##### Information shown #####

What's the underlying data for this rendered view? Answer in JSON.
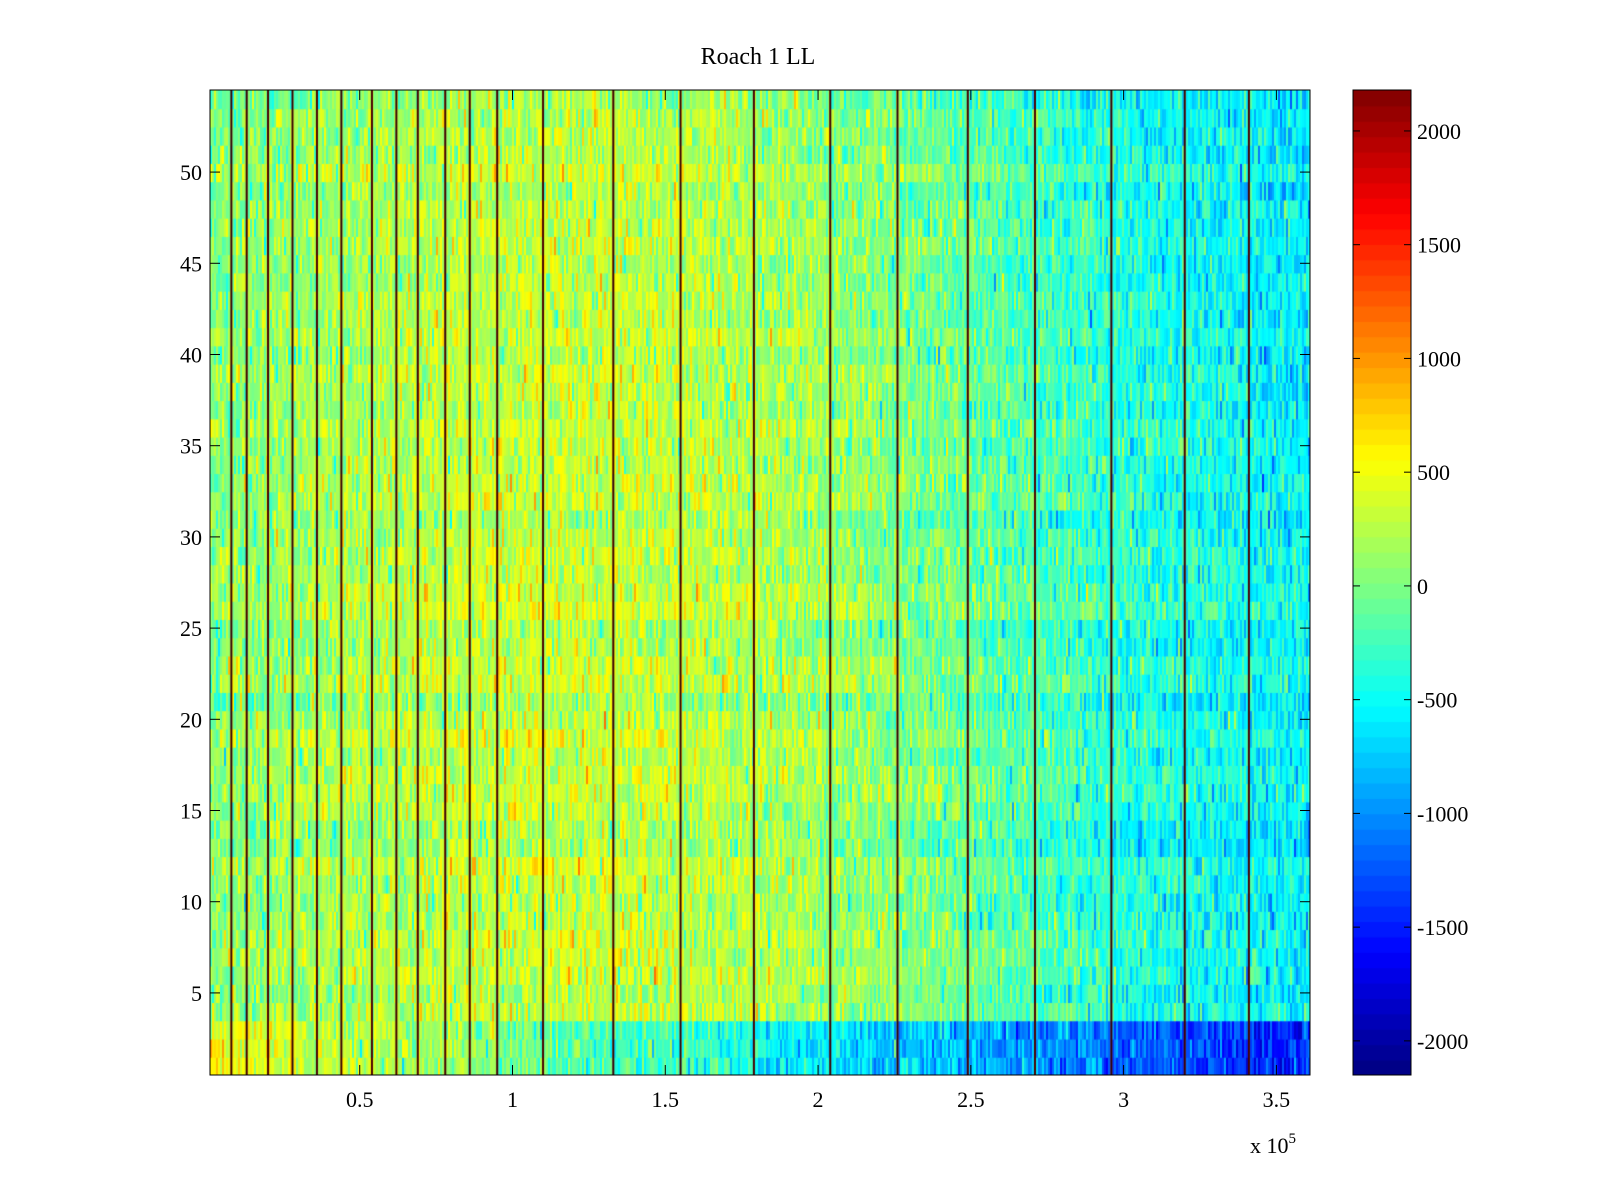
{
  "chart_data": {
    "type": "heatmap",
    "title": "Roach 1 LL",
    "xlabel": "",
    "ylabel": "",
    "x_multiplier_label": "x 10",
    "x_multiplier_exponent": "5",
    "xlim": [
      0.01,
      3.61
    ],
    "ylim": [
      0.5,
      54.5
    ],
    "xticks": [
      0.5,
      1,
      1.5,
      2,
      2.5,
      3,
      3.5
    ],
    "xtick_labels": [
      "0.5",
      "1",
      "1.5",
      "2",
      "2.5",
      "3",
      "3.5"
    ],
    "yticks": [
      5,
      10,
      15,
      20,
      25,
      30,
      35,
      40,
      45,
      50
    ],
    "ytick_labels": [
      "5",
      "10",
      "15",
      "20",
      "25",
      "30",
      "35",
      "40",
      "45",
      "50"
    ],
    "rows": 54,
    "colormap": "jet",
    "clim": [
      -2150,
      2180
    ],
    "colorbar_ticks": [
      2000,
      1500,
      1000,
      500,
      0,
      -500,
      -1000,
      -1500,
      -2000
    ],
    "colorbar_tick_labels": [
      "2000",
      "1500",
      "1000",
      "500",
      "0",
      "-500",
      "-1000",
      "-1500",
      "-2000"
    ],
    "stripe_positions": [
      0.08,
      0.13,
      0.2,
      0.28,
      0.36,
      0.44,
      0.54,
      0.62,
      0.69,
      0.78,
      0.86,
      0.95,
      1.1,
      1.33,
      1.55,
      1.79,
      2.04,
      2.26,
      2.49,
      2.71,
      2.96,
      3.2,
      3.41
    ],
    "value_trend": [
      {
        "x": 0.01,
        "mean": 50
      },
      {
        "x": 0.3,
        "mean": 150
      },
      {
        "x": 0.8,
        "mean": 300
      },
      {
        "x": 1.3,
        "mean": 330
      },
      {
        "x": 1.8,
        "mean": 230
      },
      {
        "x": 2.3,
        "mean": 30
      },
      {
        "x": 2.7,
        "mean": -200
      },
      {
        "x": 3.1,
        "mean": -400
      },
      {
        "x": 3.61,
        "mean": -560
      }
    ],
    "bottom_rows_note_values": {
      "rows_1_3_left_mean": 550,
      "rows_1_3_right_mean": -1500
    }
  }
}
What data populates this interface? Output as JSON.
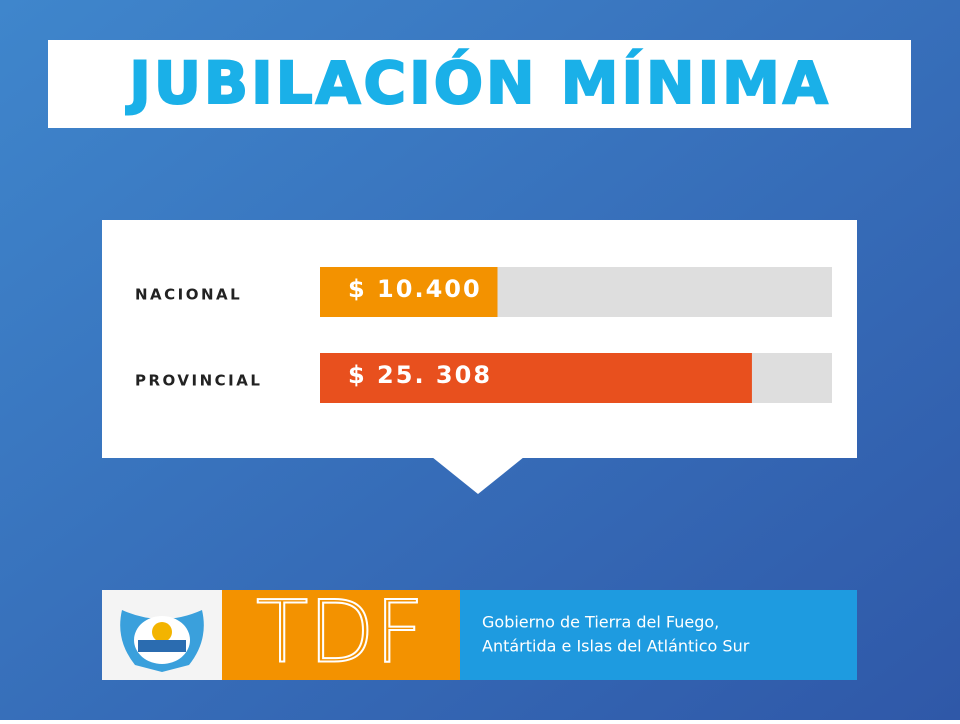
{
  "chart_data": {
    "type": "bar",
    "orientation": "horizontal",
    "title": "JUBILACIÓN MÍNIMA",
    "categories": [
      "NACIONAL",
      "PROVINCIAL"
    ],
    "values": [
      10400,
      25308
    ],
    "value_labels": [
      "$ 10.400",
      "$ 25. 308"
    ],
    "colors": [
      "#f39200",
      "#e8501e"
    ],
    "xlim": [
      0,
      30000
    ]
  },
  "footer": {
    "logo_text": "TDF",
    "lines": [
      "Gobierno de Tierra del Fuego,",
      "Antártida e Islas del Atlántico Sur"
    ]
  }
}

#####

Identify lines with the string "JSON". Copy each one.

Expected output:
What's the underlying data for this rendered view? Answer in JSON.
What data populates this interface? Output as JSON.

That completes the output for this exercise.